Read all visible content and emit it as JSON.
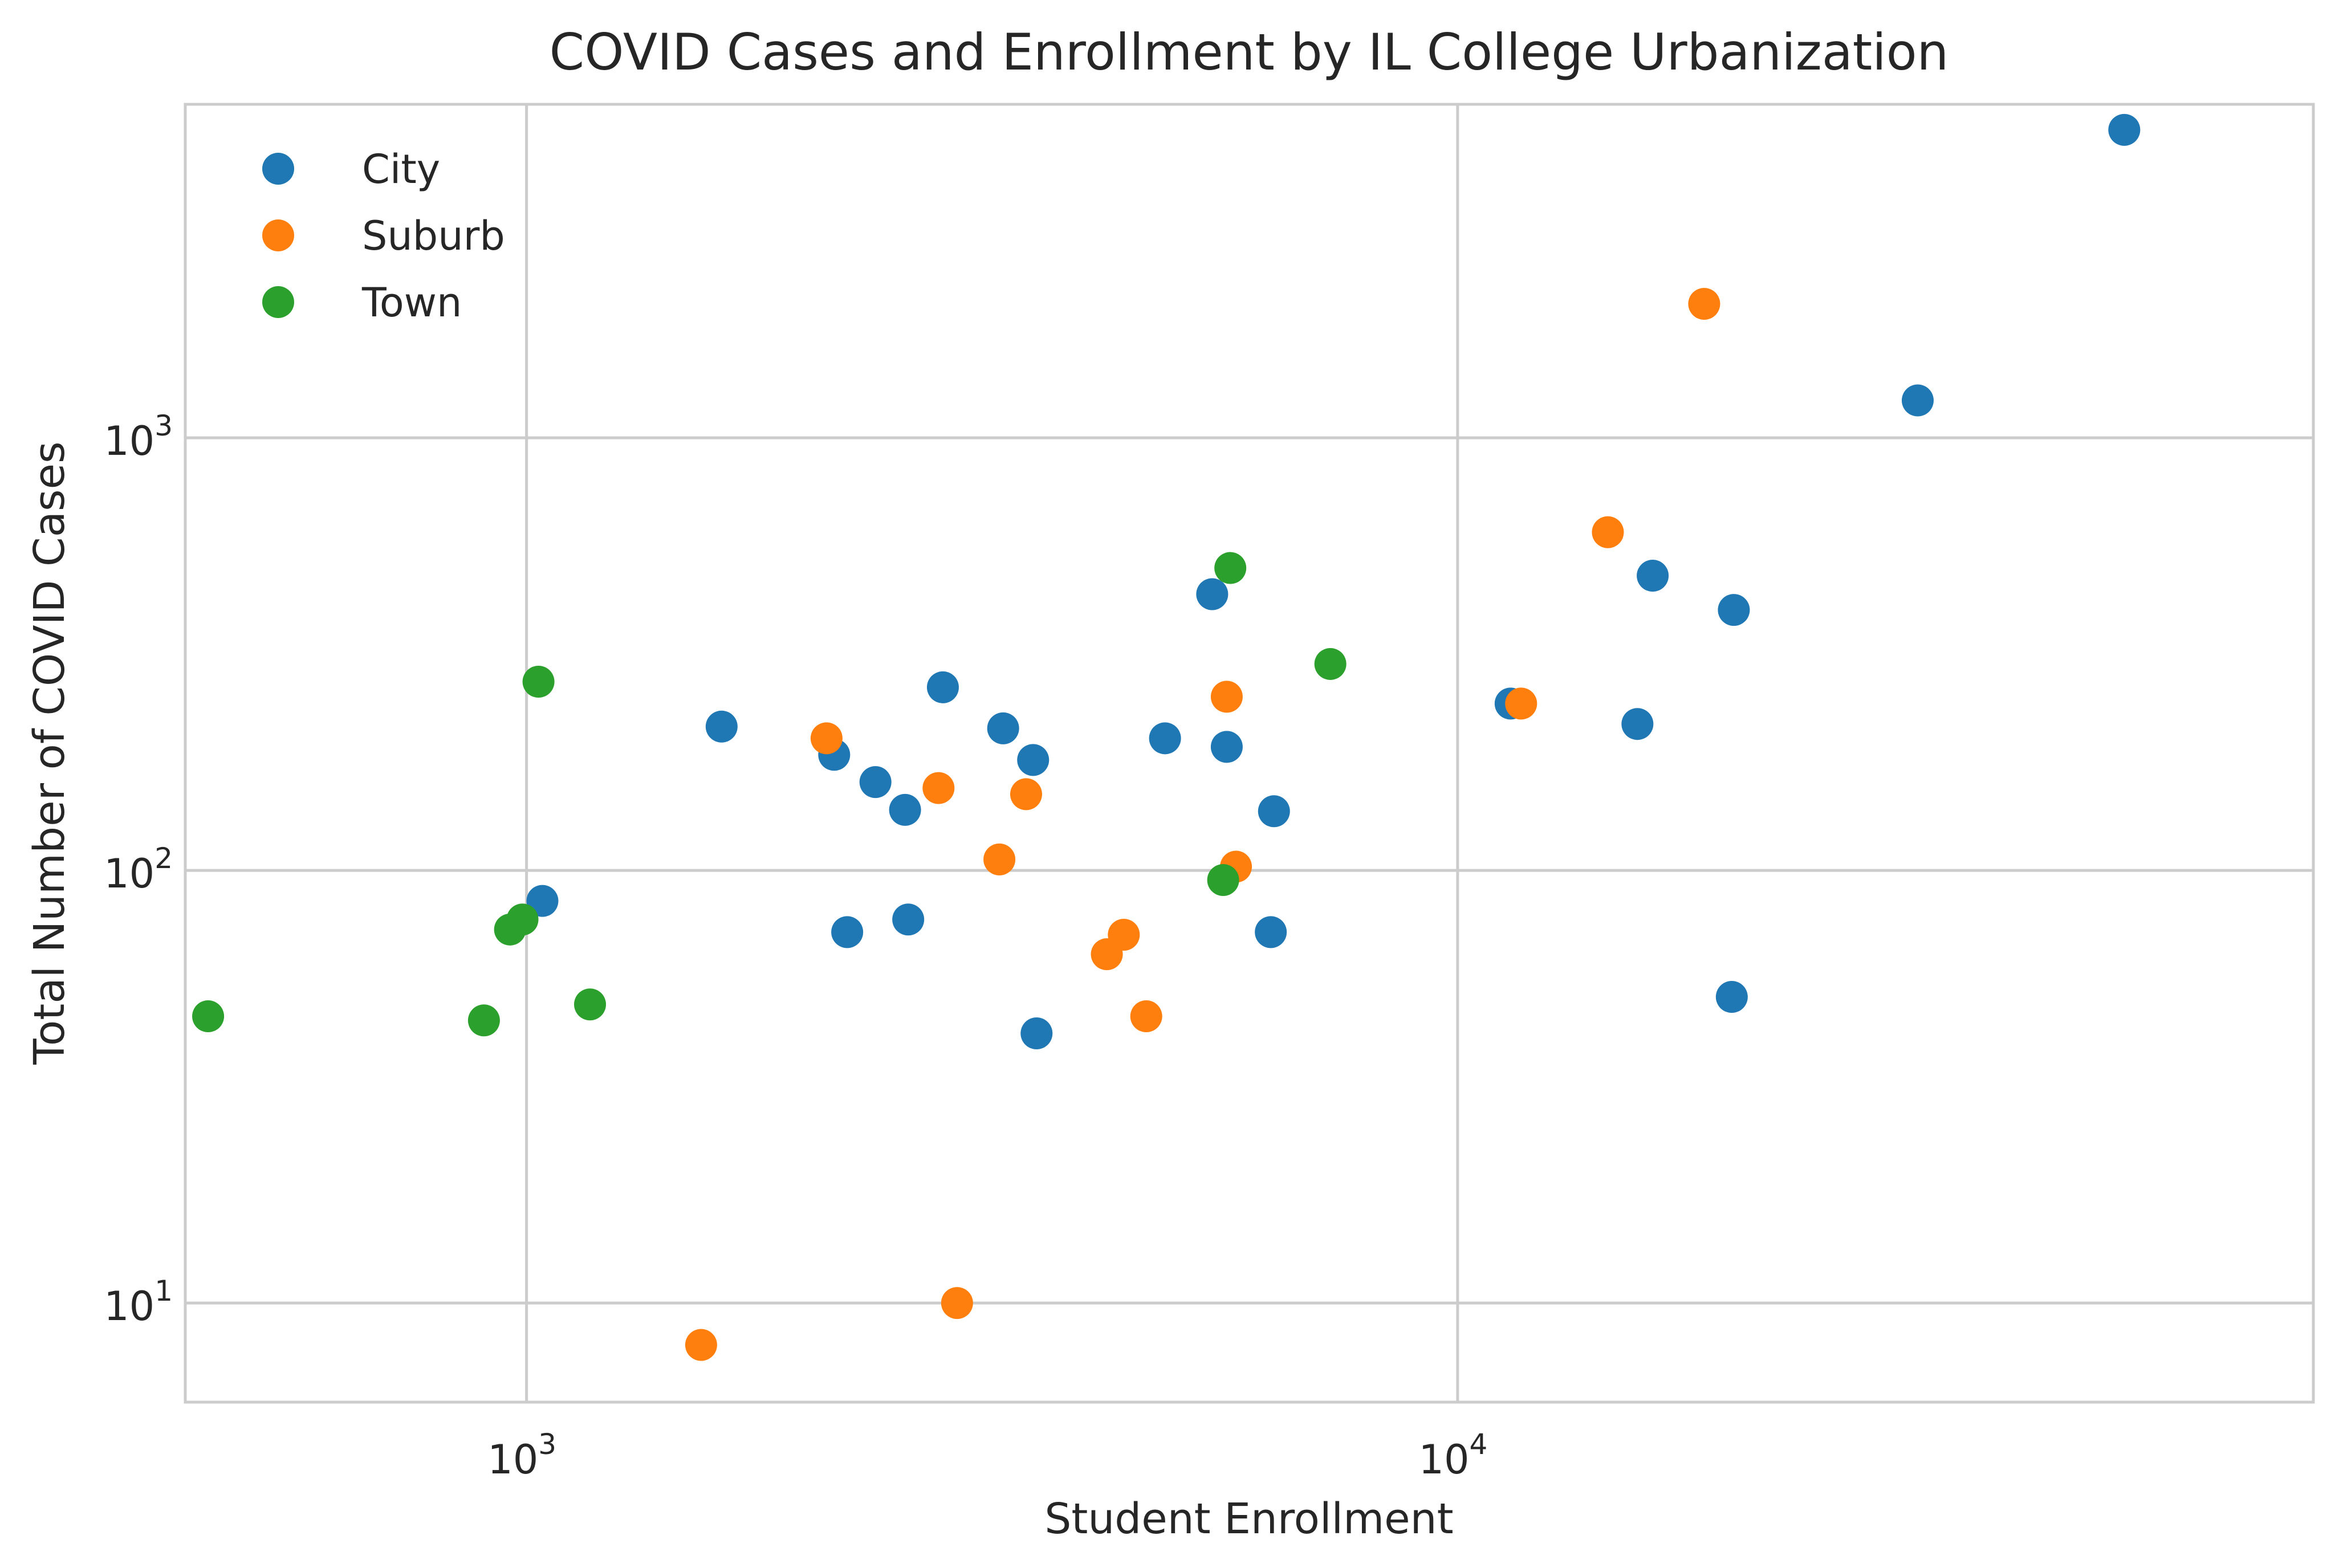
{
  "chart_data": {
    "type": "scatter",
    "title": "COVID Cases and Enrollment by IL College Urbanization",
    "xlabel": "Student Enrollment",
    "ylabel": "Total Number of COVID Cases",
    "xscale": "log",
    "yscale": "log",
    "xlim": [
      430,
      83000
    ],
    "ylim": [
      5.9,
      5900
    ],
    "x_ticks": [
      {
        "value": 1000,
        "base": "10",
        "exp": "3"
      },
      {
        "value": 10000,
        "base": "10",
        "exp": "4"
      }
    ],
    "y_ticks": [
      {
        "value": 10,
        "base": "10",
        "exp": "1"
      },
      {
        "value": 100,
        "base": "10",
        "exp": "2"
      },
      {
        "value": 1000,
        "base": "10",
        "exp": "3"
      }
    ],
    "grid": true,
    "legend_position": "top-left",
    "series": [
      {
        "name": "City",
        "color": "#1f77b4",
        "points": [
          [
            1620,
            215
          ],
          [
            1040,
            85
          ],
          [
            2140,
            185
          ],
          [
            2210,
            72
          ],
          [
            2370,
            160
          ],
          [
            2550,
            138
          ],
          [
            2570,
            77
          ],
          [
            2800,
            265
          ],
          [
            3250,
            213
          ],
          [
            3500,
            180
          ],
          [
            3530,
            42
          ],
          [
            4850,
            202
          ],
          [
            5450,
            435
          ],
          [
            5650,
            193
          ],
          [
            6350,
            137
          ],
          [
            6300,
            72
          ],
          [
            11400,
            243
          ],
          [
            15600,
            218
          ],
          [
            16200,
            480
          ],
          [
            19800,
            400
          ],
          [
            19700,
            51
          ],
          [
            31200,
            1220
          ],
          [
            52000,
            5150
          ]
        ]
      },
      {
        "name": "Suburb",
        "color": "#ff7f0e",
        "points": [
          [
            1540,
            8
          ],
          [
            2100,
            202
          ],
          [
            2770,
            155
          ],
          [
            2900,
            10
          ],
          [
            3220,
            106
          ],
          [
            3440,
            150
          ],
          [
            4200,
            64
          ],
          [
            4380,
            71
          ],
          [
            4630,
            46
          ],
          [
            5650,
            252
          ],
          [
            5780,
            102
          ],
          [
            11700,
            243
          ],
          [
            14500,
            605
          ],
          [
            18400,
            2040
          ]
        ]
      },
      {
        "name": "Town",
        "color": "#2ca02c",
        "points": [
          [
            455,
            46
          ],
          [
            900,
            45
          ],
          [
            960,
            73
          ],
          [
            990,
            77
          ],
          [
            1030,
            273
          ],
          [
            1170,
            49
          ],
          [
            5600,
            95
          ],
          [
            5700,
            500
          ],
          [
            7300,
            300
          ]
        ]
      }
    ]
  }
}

Brief:
Take the listing and print it again exactly, but without any pictures.

Task answer:
Read all visible content and emit it as JSON.
{
  "chart_data": {
    "type": "scatter",
    "title": "COVID Cases and Enrollment by IL College Urbanization",
    "xlabel": "Student Enrollment",
    "ylabel": "Total Number of COVID Cases",
    "xscale": "log",
    "yscale": "log",
    "xlim": [
      430,
      83000
    ],
    "ylim": [
      5.9,
      5900
    ],
    "x_ticks": [
      {
        "value": 1000,
        "base": "10",
        "exp": "3"
      },
      {
        "value": 10000,
        "base": "10",
        "exp": "4"
      }
    ],
    "y_ticks": [
      {
        "value": 10,
        "base": "10",
        "exp": "1"
      },
      {
        "value": 100,
        "base": "10",
        "exp": "2"
      },
      {
        "value": 1000,
        "base": "10",
        "exp": "3"
      }
    ],
    "grid": true,
    "legend_position": "top-left",
    "series": [
      {
        "name": "City",
        "color": "#1f77b4",
        "points": [
          [
            1620,
            215
          ],
          [
            1040,
            85
          ],
          [
            2140,
            185
          ],
          [
            2210,
            72
          ],
          [
            2370,
            160
          ],
          [
            2550,
            138
          ],
          [
            2570,
            77
          ],
          [
            2800,
            265
          ],
          [
            3250,
            213
          ],
          [
            3500,
            180
          ],
          [
            3530,
            42
          ],
          [
            4850,
            202
          ],
          [
            5450,
            435
          ],
          [
            5650,
            193
          ],
          [
            6350,
            137
          ],
          [
            6300,
            72
          ],
          [
            11400,
            243
          ],
          [
            15600,
            218
          ],
          [
            16200,
            480
          ],
          [
            19800,
            400
          ],
          [
            19700,
            51
          ],
          [
            31200,
            1220
          ],
          [
            52000,
            5150
          ]
        ]
      },
      {
        "name": "Suburb",
        "color": "#ff7f0e",
        "points": [
          [
            1540,
            8
          ],
          [
            2100,
            202
          ],
          [
            2770,
            155
          ],
          [
            2900,
            10
          ],
          [
            3220,
            106
          ],
          [
            3440,
            150
          ],
          [
            4200,
            64
          ],
          [
            4380,
            71
          ],
          [
            4630,
            46
          ],
          [
            5650,
            252
          ],
          [
            5780,
            102
          ],
          [
            11700,
            243
          ],
          [
            14500,
            605
          ],
          [
            18400,
            2040
          ]
        ]
      },
      {
        "name": "Town",
        "color": "#2ca02c",
        "points": [
          [
            455,
            46
          ],
          [
            900,
            45
          ],
          [
            960,
            73
          ],
          [
            990,
            77
          ],
          [
            1030,
            273
          ],
          [
            1170,
            49
          ],
          [
            5600,
            95
          ],
          [
            5700,
            500
          ],
          [
            7300,
            300
          ]
        ]
      }
    ]
  }
}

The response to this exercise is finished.